_Set tasks_
1. In the fuel cell claims below, recast the paragraph beginning "6. The fuel cell system of claim 1" as a brief list that keeps its main facts.
2. Extend the fuel cell claims below, starting after the last claim shown.

2. The fuel cell system of claim 1, wherein the controller is configured to estimate the pressure of the hydrogen measured by the hydrogen pressure sensor as an initial pressure of the hydrogen flowing into the anode of the fuel cell stack from the rear end portion of the ejector.

3. The fuel cell system of claim 1, wherein the controller is configured to determine a target supply pressure of the hydrogen and a target discharge flow rate of the hydrogen based on the pressure estimate value of the hydrogen, to control the supply valve based on the target supply pressure of the hydrogen, and to control the discharge valve based on the target discharge flow rate of the hydrogen.

4. The fuel cell system of claim 3, wherein the controller is configured to derive a target supply flow rate of the hydrogen based on a required current of the fuel cell stack, and to determine the target supply pressure of the hydrogen based on the target supply flow rate of the hydrogen and the pressure estimate value of the hydrogen.

5. The fuel cell system of claim 3, wherein the controller is configured to derive a concentration estimate value of the hydrogen inside the anode based on the pressure estimate value of the hydrogen, and to determine the target discharge flow rate of the hydrogen based on the concentration estimate value of the hydrogen.

6. The fuel cell system of claim 1, wherein the controller is configured to derive a change amount in flow rate of gas inside the anode for each open or closed state of each of the supply valve and the discharge valve, to determine a change amount in the pressure inside the anode based on the derived change amount in the flow rate of the gas, and to estimate the pressure of the hydrogen flowing into the anode of the fuel cell stack from the rear end portion of the ejector based on the determined change amount in the pressure.

_Data lines_
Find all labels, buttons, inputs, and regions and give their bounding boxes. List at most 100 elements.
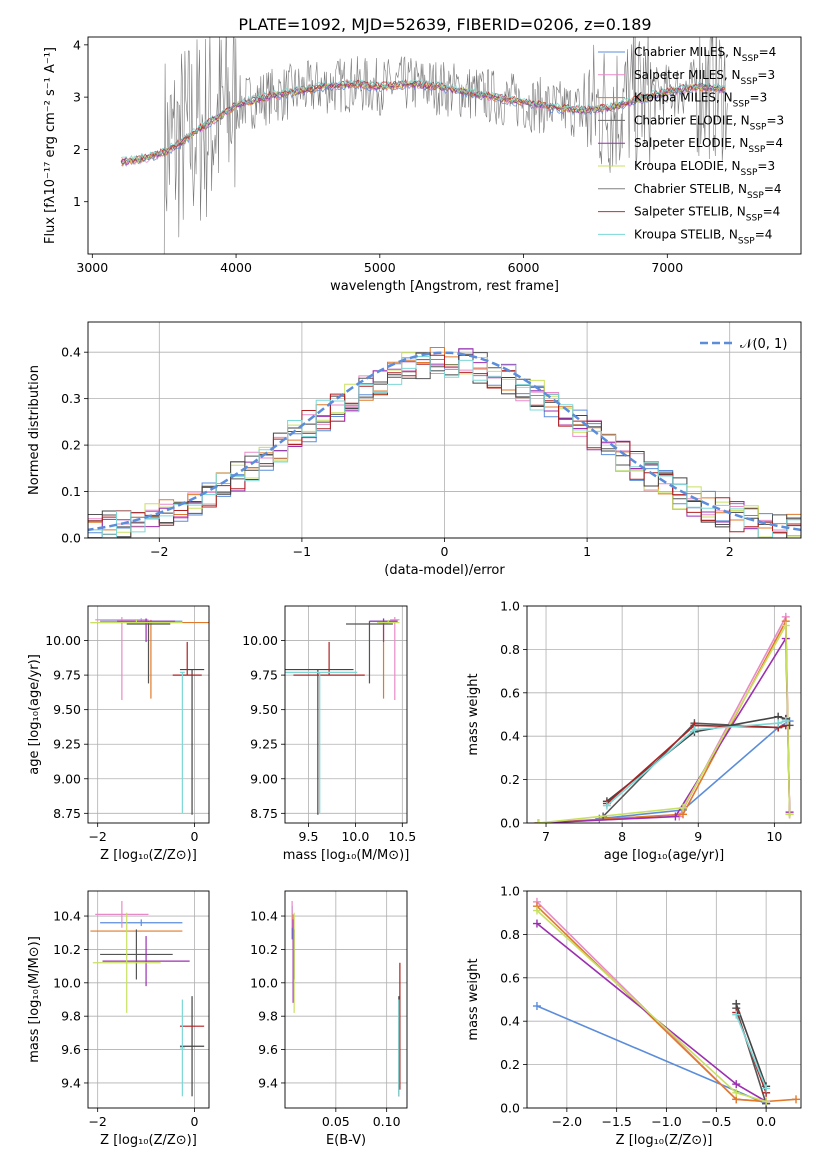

_Set of answers_
1.
Claim 6 (depends on claim 1): the controller is configured to:
- derive the change in gas flow rate inside the anode for each open or closed state of the supply valve and the discharge valve;
- determine the change in pressure inside the anode from that flow-rate change;
- estimate, from that pressure change, the pressure of the hydrogen flowing into the fuel cell stack's anode from the rear end portion of the ejector.

2.
7. The fuel cell system of claim 6, wherein the controller is configured to determine a consumption amount of the hydrogen inside the anode and a supply amount of the hydrogen supplied into the anode in a state in which the supply valve is open and the discharge valve is closed, and to derive a change amount in flow rate of the gas inside the anode based on the determined consumption amount of the hydrogen and the determined supply amount of the hydrogen.

8. The fuel cell system of claim 7, wherein the controller is configured to determine the consumption amount of the hydrogen inside the anode based on an output current of the fuel cell stack in a state in which the supply valve is open and the discharge valve is closed, and to determine the supply amount of the hydrogen supplied into the anode based on the pressure estimate value of the hydrogen and the pressure of the hydrogen measured by the hydrogen pressure sensor in a state in which the supply valve is open and the discharge value is closed.

9. The fuel cell system of claim 6, wherein the controller is configured to determine a consumption amount of the hydrogen inside the anode and a discharge amount of the gas discharged through the discharge valve in a state in which the supply valve is closed and the discharge valve is open, and to derive the change amount in the flow rate of the gas inside the anode based on the determined consumption amount of the hydrogen and the determined discharge amount of the gas.

10. The fuel cell system of claim 9, wherein the controller is configured to determine the consumption amount of the hydrogen inside the anode based on an output current of the fuel cell stack in a state in which the supply valve is closed and the discharge valve is open, and to determine the discharge amount of the gas discharged through the discharge valve based on the pressure estimate value of the hydrogen and a pressure difference between an inlet and outlet of the discharge valve in a state in which the supply valve is closed and the discharge valve is open.

11. The fuel cell system of claim 6, wherein the controller is configured to determine the consumption amount of the hydrogen inside the anode based on an output current of the fuel cell stack in a state in which the supply valve and the discharge valve are closed, and to derive the change amount in the fluid rate of the gas inside the anode based on the determined consumption amount of the hydrogen.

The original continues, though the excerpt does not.